TASK TO COMPLETE: Reproduce the following material line for line, with no changes of any kind.

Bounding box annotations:
══════════

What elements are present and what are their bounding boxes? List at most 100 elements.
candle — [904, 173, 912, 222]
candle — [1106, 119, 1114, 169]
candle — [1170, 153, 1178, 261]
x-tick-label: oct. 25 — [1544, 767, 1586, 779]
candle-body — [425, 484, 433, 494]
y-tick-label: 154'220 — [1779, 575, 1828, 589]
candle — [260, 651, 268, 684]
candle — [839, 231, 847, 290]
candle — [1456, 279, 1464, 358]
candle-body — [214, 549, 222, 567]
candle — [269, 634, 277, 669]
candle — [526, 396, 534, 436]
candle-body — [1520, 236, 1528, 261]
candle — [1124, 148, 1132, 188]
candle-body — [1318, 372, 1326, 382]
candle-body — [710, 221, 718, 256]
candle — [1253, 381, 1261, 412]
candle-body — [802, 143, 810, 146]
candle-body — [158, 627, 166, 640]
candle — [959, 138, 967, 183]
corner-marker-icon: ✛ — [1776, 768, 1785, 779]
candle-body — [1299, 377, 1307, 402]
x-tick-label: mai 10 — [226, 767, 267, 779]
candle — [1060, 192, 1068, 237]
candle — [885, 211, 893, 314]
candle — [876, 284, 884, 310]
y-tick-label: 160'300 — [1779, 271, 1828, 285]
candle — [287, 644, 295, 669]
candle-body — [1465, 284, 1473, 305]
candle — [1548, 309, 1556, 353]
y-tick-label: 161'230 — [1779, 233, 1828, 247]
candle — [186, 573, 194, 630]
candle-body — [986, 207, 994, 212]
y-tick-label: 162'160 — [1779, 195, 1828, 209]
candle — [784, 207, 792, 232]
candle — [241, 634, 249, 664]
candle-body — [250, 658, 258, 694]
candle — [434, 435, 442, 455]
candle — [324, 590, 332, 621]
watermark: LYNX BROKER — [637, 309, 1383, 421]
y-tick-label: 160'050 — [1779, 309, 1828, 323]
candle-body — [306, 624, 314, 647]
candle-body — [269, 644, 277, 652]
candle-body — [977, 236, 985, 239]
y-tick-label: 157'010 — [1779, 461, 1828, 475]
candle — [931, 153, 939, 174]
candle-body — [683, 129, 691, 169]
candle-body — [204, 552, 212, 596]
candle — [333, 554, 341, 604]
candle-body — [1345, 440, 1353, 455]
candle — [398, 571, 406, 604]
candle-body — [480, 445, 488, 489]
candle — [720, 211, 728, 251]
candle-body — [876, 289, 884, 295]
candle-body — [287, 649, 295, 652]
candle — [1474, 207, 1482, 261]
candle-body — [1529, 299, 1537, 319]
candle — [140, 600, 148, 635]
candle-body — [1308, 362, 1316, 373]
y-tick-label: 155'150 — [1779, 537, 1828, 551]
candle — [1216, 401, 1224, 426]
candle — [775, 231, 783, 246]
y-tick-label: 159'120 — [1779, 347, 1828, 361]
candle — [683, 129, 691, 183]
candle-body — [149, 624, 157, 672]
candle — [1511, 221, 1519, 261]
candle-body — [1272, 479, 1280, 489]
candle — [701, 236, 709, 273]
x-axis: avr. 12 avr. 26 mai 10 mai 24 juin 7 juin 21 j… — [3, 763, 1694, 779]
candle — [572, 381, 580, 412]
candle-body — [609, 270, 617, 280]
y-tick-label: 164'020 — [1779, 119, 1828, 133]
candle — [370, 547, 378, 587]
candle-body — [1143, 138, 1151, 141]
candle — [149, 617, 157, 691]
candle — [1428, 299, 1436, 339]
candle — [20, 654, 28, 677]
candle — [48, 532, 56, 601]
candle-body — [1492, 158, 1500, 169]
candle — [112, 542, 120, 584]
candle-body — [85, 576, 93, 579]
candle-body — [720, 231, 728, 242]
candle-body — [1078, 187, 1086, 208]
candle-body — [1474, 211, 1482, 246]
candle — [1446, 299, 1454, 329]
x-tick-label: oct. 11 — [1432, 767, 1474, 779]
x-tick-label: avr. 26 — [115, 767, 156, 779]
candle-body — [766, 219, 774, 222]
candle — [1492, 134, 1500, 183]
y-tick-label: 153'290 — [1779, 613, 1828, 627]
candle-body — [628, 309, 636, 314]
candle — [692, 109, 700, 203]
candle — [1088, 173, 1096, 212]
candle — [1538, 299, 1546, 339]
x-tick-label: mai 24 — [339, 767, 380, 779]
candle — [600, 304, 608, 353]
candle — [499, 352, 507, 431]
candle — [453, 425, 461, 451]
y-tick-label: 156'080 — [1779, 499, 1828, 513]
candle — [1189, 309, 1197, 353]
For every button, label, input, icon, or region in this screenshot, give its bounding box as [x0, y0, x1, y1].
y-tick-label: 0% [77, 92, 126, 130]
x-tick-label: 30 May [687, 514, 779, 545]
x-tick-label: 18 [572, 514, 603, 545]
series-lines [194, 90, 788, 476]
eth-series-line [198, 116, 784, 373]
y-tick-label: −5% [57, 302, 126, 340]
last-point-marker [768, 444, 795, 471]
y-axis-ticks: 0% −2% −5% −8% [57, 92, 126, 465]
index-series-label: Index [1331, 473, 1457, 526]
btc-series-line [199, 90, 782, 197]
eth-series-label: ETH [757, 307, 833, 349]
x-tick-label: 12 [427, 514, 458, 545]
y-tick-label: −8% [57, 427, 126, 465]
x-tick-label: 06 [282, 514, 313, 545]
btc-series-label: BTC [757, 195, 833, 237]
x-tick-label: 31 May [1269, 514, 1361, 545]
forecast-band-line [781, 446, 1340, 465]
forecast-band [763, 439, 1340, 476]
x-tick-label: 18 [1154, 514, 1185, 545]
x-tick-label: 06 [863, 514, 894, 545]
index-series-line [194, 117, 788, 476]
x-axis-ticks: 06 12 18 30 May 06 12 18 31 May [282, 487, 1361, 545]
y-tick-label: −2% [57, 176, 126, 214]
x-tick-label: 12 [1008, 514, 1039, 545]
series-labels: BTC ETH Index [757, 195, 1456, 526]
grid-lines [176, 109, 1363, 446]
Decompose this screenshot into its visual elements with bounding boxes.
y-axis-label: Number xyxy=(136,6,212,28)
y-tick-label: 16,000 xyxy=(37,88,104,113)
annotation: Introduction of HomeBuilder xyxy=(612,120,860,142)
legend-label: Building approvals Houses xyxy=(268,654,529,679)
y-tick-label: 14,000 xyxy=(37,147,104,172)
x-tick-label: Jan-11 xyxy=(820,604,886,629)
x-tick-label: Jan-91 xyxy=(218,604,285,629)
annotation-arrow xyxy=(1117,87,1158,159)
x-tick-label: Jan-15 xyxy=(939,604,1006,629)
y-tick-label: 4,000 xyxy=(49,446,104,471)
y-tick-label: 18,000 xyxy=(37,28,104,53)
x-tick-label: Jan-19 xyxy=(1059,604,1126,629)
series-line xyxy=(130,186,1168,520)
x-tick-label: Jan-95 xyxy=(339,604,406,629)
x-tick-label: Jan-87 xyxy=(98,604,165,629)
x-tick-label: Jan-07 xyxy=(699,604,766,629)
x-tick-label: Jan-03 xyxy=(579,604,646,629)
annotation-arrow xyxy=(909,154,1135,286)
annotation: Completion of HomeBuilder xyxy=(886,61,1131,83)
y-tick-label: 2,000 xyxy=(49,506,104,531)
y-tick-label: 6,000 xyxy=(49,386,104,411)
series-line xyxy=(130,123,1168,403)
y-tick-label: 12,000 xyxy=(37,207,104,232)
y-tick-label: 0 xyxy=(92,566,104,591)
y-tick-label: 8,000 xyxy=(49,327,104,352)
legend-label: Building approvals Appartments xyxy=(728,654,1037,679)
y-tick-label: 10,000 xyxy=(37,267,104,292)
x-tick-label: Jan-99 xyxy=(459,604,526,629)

══════════

THE RESPONSE:
What elements are present and what are their bounding boxes? List at most 100 elements.
candle — [904, 173, 912, 222]
candle — [1106, 119, 1114, 169]
candle — [1170, 153, 1178, 261]
x-tick-label: oct. 25 — [1544, 767, 1586, 779]
candle-body — [425, 484, 433, 494]
y-tick-label: 154'220 — [1779, 575, 1828, 589]
candle — [260, 651, 268, 684]
candle — [839, 231, 847, 290]
candle — [1456, 279, 1464, 358]
candle-body — [214, 549, 222, 567]
candle — [269, 634, 277, 669]
candle — [526, 396, 534, 436]
candle-body — [1520, 236, 1528, 261]
candle — [1124, 148, 1132, 188]
candle-body — [1318, 372, 1326, 382]
candle-body — [710, 221, 718, 256]
candle — [1253, 381, 1261, 412]
candle-body — [802, 143, 810, 146]
candle-body — [158, 627, 166, 640]
candle — [959, 138, 967, 183]
corner-marker-icon: ✛ — [1776, 768, 1785, 779]
candle-body — [1299, 377, 1307, 402]
x-tick-label: mai 10 — [226, 767, 267, 779]
candle — [1060, 192, 1068, 237]
candle — [885, 211, 893, 314]
candle — [876, 284, 884, 310]
y-tick-label: 160'300 — [1779, 271, 1828, 285]
candle — [287, 644, 295, 669]
candle-body — [1465, 284, 1473, 305]
candle — [1548, 309, 1556, 353]
y-tick-label: 161'230 — [1779, 233, 1828, 247]
candle — [186, 573, 194, 630]
candle-body — [986, 207, 994, 212]
y-tick-label: 162'160 — [1779, 195, 1828, 209]
candle — [784, 207, 792, 232]
candle — [241, 634, 249, 664]
candle-body — [250, 658, 258, 694]
candle — [434, 435, 442, 455]
candle — [324, 590, 332, 621]
watermark: LYNX BROKER — [637, 309, 1383, 421]
y-tick-label: 160'050 — [1779, 309, 1828, 323]
candle-body — [306, 624, 314, 647]
candle-body — [269, 644, 277, 652]
candle-body — [977, 236, 985, 239]
y-tick-label: 157'010 — [1779, 461, 1828, 475]
candle — [931, 153, 939, 174]
candle-body — [683, 129, 691, 169]
candle-body — [204, 552, 212, 596]
candle — [333, 554, 341, 604]
candle-body — [1345, 440, 1353, 455]
candle — [398, 571, 406, 604]
candle-body — [480, 445, 488, 489]
candle — [720, 211, 728, 251]
candle-body — [876, 289, 884, 295]
candle-body — [287, 649, 295, 652]
candle — [1474, 207, 1482, 261]
candle-body — [1529, 299, 1537, 319]
candle — [140, 600, 148, 635]
candle-body — [1308, 362, 1316, 373]
y-tick-label: 155'150 — [1779, 537, 1828, 551]
candle — [1216, 401, 1224, 426]
candle — [775, 231, 783, 246]
y-tick-label: 159'120 — [1779, 347, 1828, 361]
candle — [683, 129, 691, 183]
candle-body — [149, 624, 157, 672]
candle — [1511, 221, 1519, 261]
candle-body — [1272, 479, 1280, 489]
candle — [701, 236, 709, 273]
x-axis: avr. 12 avr. 26 mai 10 mai 24 juin 7 juin 21 j… — [3, 763, 1694, 779]
candle — [572, 381, 580, 412]
candle-body — [609, 270, 617, 280]
y-tick-label: 164'020 — [1779, 119, 1828, 133]
candle — [370, 547, 378, 587]
candle-body — [1143, 138, 1151, 141]
candle — [149, 617, 157, 691]
candle — [1428, 299, 1436, 339]
candle — [20, 654, 28, 677]
candle — [48, 532, 56, 601]
candle-body — [1492, 158, 1500, 169]
candle — [112, 542, 120, 584]
candle-body — [85, 576, 93, 579]
candle-body — [720, 231, 728, 242]
candle-body — [1078, 187, 1086, 208]
candle-body — [1474, 211, 1482, 246]
candle — [1446, 299, 1454, 329]
x-tick-label: oct. 11 — [1432, 767, 1474, 779]
x-tick-label: avr. 26 — [115, 767, 156, 779]
candle-body — [766, 219, 774, 222]
candle — [1492, 134, 1500, 183]
y-tick-label: 153'290 — [1779, 613, 1828, 627]
candle-body — [628, 309, 636, 314]
candle — [692, 109, 700, 203]
candle — [1088, 173, 1096, 212]
candle — [1538, 299, 1546, 339]
x-tick-label: mai 24 — [339, 767, 380, 779]
candle — [600, 304, 608, 353]
candle — [499, 352, 507, 431]
candle — [453, 425, 461, 451]
y-tick-label: 156'080 — [1779, 499, 1828, 513]
candle — [1189, 309, 1197, 353]
For every button, label, input, icon, or region in this screenshot, give its bounding box as [x0, y0, x1, y1].
y-tick-label: 0% [77, 92, 126, 130]
x-tick-label: 30 May [687, 514, 779, 545]
x-tick-label: 18 [572, 514, 603, 545]
series-lines [194, 90, 788, 476]
eth-series-line [198, 116, 784, 373]
y-tick-label: −5% [57, 302, 126, 340]
last-point-marker [768, 444, 795, 471]
y-axis-ticks: 0% −2% −5% −8% [57, 92, 126, 465]
index-series-label: Index [1331, 473, 1457, 526]
btc-series-line [199, 90, 782, 197]
eth-series-label: ETH [757, 307, 833, 349]
x-tick-label: 12 [427, 514, 458, 545]
y-tick-label: −8% [57, 427, 126, 465]
x-tick-label: 06 [282, 514, 313, 545]
btc-series-label: BTC [757, 195, 833, 237]
x-tick-label: 31 May [1269, 514, 1361, 545]
forecast-band-line [781, 446, 1340, 465]
forecast-band [763, 439, 1340, 476]
x-tick-label: 18 [1154, 514, 1185, 545]
x-tick-label: 06 [863, 514, 894, 545]
index-series-line [194, 117, 788, 476]
x-axis-ticks: 06 12 18 30 May 06 12 18 31 May [282, 487, 1361, 545]
y-tick-label: −2% [57, 176, 126, 214]
x-tick-label: 12 [1008, 514, 1039, 545]
series-labels: BTC ETH Index [757, 195, 1456, 526]
grid-lines [176, 109, 1363, 446]
Decompose this screenshot into its visual elements with bounding boxes.
y-axis-label: Number xyxy=(136,6,212,28)
y-tick-label: 16,000 xyxy=(37,88,104,113)
annotation: Introduction of HomeBuilder xyxy=(612,120,860,142)
legend-label: Building approvals Houses xyxy=(268,654,529,679)
y-tick-label: 14,000 xyxy=(37,147,104,172)
x-tick-label: Jan-11 xyxy=(820,604,886,629)
x-tick-label: Jan-91 xyxy=(218,604,285,629)
annotation-arrow xyxy=(1117,87,1158,159)
x-tick-label: Jan-15 xyxy=(939,604,1006,629)
y-tick-label: 4,000 xyxy=(49,446,104,471)
y-tick-label: 18,000 xyxy=(37,28,104,53)
x-tick-label: Jan-19 xyxy=(1059,604,1126,629)
series-line xyxy=(130,186,1168,520)
x-tick-label: Jan-95 xyxy=(339,604,406,629)
x-tick-label: Jan-87 xyxy=(98,604,165,629)
x-tick-label: Jan-07 xyxy=(699,604,766,629)
x-tick-label: Jan-03 xyxy=(579,604,646,629)
annotation-arrow xyxy=(909,154,1135,286)
annotation: Completion of HomeBuilder xyxy=(886,61,1131,83)
y-tick-label: 2,000 xyxy=(49,506,104,531)
y-tick-label: 6,000 xyxy=(49,386,104,411)
series-line xyxy=(130,123,1168,403)
y-tick-label: 12,000 xyxy=(37,207,104,232)
y-tick-label: 0 xyxy=(92,566,104,591)
y-tick-label: 8,000 xyxy=(49,327,104,352)
legend-label: Building approvals Appartments xyxy=(728,654,1037,679)
y-tick-label: 10,000 xyxy=(37,267,104,292)
x-tick-label: Jan-99 xyxy=(459,604,526,629)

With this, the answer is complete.